• _Problem to solve_
Write out, unchanged, the lines from the one holding "Type out the text in this image." to the close of the listing. Both the first and last lines belong in it.

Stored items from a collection
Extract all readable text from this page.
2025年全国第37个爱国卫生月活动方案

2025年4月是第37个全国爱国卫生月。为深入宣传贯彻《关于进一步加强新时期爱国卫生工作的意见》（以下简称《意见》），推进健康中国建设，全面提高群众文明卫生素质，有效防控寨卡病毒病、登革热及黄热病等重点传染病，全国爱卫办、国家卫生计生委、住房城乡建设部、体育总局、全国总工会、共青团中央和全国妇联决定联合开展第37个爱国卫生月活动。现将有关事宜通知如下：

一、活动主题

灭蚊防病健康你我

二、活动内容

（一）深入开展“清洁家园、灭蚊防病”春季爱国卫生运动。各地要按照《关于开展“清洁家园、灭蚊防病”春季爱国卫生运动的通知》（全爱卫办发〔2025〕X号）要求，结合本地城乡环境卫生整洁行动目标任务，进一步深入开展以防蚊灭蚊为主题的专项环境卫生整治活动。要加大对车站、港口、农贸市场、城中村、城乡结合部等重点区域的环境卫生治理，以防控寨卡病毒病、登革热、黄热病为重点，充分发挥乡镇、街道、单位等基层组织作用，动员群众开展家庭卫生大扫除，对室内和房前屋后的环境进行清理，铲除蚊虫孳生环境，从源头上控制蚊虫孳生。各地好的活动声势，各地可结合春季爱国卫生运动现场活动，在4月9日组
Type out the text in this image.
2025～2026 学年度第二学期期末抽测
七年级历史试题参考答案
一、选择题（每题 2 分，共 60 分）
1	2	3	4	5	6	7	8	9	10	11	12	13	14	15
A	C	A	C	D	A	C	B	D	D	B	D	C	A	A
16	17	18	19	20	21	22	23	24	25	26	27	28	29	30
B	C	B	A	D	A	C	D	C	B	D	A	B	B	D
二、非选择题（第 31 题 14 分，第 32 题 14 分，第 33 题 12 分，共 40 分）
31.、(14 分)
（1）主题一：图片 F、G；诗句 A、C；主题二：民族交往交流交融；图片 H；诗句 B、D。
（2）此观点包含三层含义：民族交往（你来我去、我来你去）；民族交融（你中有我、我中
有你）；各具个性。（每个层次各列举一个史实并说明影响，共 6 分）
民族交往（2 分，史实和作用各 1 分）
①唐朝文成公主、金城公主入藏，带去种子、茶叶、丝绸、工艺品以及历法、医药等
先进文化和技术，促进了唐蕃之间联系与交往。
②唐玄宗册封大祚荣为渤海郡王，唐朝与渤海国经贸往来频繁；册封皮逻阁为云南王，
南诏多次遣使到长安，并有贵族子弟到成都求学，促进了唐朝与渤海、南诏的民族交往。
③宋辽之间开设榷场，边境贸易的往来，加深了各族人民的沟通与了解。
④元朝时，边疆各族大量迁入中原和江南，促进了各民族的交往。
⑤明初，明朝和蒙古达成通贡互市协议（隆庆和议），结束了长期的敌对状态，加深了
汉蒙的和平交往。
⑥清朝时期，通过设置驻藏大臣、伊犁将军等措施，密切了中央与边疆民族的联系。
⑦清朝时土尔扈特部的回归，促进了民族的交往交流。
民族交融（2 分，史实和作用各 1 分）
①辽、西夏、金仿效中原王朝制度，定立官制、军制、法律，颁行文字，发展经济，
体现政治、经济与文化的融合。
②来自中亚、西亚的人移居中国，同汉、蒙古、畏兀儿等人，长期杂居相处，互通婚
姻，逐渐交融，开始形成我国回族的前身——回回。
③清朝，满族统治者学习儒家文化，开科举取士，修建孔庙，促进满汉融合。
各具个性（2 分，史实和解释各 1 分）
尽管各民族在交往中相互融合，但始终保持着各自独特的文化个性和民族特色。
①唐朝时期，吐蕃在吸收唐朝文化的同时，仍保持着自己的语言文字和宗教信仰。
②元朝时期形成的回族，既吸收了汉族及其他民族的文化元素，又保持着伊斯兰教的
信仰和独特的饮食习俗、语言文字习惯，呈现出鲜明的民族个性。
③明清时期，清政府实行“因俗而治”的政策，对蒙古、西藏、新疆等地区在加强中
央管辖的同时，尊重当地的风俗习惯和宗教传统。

• _Completed exercise_
Type out the text in this image.
2025～2026 学年度第二学期期末抽测
七年级历史试题参考答案
一、选择题（每题 2 分，共 60 分）
1	2	3	4	5	6	7	8	9	10	11	12	13	14	15
A	C	A	C	D	A	C	B	D	D	B	D	C	A	A
16	17	18	19	20	21	22	23	24	25	26	27	28	29	30
B	C	B	A	D	A	C	D	C	B	D	A	B	B	D
二、非选择题（第 31 题 14 分，第 32 题 14 分，第 33 题 12 分，共 40 分）
31.、(14 分)
（1）主题一：图片 F、G；诗句 A、C；主题二：民族交往交流交融；图片 H；诗句 B、D。
（2）此观点包含三层含义：民族交往（你来我去、我来你去）；民族交融（你中有我、我中
有你）；各具个性。（每个层次各列举一个史实并说明影响，共 6 分）
民族交往（2 分，史实和作用各 1 分）
①唐朝文成公主、金城公主入藏，带去种子、茶叶、丝绸、工艺品以及历法、医药等
先进文化和技术，促进了唐蕃之间联系与交往。
②唐玄宗册封大祚荣为渤海郡王，唐朝与渤海国经贸往来频繁；册封皮逻阁为云南王，
南诏多次遣使到长安，并有贵族子弟到成都求学，促进了唐朝与渤海、南诏的民族交往。
③宋辽之间开设榷场，边境贸易的往来，加深了各族人民的沟通与了解。
④元朝时，边疆各族大量迁入中原和江南，促进了各民族的交往。
⑤明初，明朝和蒙古达成通贡互市协议（隆庆和议），结束了长期的敌对状态，加深了
汉蒙的和平交往。
⑥清朝时期，通过设置驻藏大臣、伊犁将军等措施，密切了中央与边疆民族的联系。
⑦清朝时土尔扈特部的回归，促进了民族的交往交流。
民族交融（2 分，史实和作用各 1 分）
①辽、西夏、金仿效中原王朝制度，定立官制、军制、法律，颁行文字，发展经济，
体现政治、经济与文化的融合。
②来自中亚、西亚的人移居中国，同汉、蒙古、畏兀儿等人，长期杂居相处，互通婚
姻，逐渐交融，开始形成我国回族的前身——回回。
③清朝，满族统治者学习儒家文化，开科举取士，修建孔庙，促进满汉融合。
各具个性（2 分，史实和解释各 1 分）
尽管各民族在交往中相互融合，但始终保持着各自独特的文化个性和民族特色。
①唐朝时期，吐蕃在吸收唐朝文化的同时，仍保持着自己的语言文字和宗教信仰。
②元朝时期形成的回族，既吸收了汉族及其他民族的文化元素，又保持着伊斯兰教的
信仰和独特的饮食习俗、语言文字习惯，呈现出鲜明的民族个性。
③明清时期，清政府实行“因俗而治”的政策，对蒙古、西藏、新疆等地区在加强中
央管辖的同时，尊重当地的风俗习惯和宗教传统。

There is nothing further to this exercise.